(Saved entries)
_ _ _ _
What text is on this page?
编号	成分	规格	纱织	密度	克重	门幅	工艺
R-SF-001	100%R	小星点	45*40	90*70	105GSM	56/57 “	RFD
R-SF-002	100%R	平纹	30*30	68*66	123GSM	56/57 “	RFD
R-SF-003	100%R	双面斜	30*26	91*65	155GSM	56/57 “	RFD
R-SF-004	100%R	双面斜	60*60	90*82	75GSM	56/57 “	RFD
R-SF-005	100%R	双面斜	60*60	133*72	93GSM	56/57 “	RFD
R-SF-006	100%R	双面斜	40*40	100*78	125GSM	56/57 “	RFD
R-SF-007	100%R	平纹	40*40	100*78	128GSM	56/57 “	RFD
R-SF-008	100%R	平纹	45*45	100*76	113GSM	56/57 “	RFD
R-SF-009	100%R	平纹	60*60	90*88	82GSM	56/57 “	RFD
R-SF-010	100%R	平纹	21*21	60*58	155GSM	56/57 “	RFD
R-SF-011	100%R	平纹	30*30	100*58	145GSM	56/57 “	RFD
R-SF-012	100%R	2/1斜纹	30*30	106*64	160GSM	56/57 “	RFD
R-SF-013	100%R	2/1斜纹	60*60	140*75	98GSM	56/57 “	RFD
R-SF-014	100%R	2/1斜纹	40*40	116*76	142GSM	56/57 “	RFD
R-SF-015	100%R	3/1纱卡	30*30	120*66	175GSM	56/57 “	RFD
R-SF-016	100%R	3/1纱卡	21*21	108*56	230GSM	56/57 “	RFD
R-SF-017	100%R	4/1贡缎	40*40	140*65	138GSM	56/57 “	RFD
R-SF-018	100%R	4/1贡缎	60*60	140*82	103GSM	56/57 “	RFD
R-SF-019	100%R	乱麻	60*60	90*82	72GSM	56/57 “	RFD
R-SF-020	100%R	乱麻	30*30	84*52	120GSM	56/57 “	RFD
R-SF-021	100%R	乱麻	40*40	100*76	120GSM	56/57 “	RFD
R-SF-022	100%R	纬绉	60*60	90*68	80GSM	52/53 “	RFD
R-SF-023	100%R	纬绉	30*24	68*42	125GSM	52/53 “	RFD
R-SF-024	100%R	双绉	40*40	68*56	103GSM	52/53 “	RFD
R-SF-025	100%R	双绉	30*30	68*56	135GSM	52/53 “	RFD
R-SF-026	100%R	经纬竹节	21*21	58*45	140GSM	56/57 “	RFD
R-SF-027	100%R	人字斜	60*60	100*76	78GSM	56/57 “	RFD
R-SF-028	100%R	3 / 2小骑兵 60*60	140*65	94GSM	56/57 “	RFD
_ _ _ _
* **Stated exercise**: Each record above should be restated word for word.

* **Solution for this task**:
What text is on this page?
编号	成分	规格	纱织	密度	克重	门幅	工艺
R-SF-001	100%R	小星点	45*40	90*70	105GSM	56/57 “	RFD
R-SF-002	100%R	平纹	30*30	68*66	123GSM	56/57 “	RFD
R-SF-003	100%R	双面斜	30*26	91*65	155GSM	56/57 “	RFD
R-SF-004	100%R	双面斜	60*60	90*82	75GSM	56/57 “	RFD
R-SF-005	100%R	双面斜	60*60	133*72	93GSM	56/57 “	RFD
R-SF-006	100%R	双面斜	40*40	100*78	125GSM	56/57 “	RFD
R-SF-007	100%R	平纹	40*40	100*78	128GSM	56/57 “	RFD
R-SF-008	100%R	平纹	45*45	100*76	113GSM	56/57 “	RFD
R-SF-009	100%R	平纹	60*60	90*88	82GSM	56/57 “	RFD
R-SF-010	100%R	平纹	21*21	60*58	155GSM	56/57 “	RFD
R-SF-011	100%R	平纹	30*30	100*58	145GSM	56/57 “	RFD
R-SF-012	100%R	2/1斜纹	30*30	106*64	160GSM	56/57 “	RFD
R-SF-013	100%R	2/1斜纹	60*60	140*75	98GSM	56/57 “	RFD
R-SF-014	100%R	2/1斜纹	40*40	116*76	142GSM	56/57 “	RFD
R-SF-015	100%R	3/1纱卡	30*30	120*66	175GSM	56/57 “	RFD
R-SF-016	100%R	3/1纱卡	21*21	108*56	230GSM	56/57 “	RFD
R-SF-017	100%R	4/1贡缎	40*40	140*65	138GSM	56/57 “	RFD
R-SF-018	100%R	4/1贡缎	60*60	140*82	103GSM	56/57 “	RFD
R-SF-019	100%R	乱麻	60*60	90*82	72GSM	56/57 “	RFD
R-SF-020	100%R	乱麻	30*30	84*52	120GSM	56/57 “	RFD
R-SF-021	100%R	乱麻	40*40	100*76	120GSM	56/57 “	RFD
R-SF-022	100%R	纬绉	60*60	90*68	80GSM	52/53 “	RFD
R-SF-023	100%R	纬绉	30*24	68*42	125GSM	52/53 “	RFD
R-SF-024	100%R	双绉	40*40	68*56	103GSM	52/53 “	RFD
R-SF-025	100%R	双绉	30*30	68*56	135GSM	52/53 “	RFD
R-SF-026	100%R	经纬竹节	21*21	58*45	140GSM	56/57 “	RFD
R-SF-027	100%R	人字斜	60*60	100*76	78GSM	56/57 “	RFD
R-SF-028	100%R	3 / 2小骑兵 60*60	140*65	94GSM	56/57 “	RFD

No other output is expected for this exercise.